TASK DESCRIPTION >> The answer must consist of every line in the records below that contains the string "partial".

[EXERCISE INPUTS — start]

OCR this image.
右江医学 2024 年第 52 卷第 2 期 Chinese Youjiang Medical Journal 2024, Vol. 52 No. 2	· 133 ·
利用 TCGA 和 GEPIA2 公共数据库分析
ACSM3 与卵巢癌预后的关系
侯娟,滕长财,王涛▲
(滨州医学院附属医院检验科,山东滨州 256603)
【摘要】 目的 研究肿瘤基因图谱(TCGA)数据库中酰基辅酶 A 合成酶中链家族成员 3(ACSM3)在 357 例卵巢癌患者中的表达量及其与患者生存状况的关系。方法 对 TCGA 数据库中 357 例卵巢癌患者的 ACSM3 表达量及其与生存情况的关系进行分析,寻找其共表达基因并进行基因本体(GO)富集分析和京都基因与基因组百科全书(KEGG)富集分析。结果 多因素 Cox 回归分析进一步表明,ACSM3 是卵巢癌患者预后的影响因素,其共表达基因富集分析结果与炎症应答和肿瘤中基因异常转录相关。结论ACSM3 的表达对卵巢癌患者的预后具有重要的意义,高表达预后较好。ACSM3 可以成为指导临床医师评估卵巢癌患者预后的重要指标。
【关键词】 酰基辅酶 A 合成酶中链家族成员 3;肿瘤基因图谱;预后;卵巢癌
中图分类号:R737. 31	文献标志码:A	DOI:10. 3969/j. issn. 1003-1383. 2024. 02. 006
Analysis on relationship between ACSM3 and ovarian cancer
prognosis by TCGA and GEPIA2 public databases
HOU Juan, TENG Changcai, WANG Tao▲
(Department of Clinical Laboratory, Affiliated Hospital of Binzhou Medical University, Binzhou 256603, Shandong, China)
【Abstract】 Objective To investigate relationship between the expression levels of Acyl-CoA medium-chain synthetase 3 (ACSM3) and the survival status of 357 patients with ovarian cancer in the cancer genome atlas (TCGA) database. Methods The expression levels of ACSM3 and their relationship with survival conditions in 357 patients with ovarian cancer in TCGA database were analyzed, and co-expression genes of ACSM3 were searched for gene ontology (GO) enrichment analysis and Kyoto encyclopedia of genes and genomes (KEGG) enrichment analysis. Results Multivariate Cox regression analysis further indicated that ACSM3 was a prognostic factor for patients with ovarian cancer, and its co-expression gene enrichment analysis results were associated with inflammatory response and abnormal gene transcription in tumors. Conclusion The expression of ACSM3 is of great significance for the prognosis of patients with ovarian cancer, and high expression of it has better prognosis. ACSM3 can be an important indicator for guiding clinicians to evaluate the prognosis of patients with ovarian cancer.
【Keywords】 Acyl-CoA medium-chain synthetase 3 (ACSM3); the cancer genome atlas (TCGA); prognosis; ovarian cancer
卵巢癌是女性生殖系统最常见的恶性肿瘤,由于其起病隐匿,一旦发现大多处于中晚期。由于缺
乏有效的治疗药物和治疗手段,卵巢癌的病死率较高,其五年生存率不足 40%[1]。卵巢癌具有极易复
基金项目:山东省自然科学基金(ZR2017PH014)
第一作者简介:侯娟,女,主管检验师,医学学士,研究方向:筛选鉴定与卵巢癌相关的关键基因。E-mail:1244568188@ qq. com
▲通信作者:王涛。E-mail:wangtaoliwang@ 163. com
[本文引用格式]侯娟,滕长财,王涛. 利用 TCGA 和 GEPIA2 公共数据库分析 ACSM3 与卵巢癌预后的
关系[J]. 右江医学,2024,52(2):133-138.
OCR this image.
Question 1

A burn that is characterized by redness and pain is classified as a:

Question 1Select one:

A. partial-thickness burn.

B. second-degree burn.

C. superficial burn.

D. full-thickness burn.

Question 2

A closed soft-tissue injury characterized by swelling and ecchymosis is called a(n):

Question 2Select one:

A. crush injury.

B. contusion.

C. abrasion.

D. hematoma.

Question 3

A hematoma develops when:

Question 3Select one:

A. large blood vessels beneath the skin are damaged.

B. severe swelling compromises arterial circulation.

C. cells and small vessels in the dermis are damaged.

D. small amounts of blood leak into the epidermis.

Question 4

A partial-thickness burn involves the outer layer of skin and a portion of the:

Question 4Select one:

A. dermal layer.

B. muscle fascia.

[EXERCISE INPUTS — finish]

ANSWER TO THIS TASK >>
A. partial-thickness burn.
A partial-thickness burn involves the outer layer of skin and a portion of the:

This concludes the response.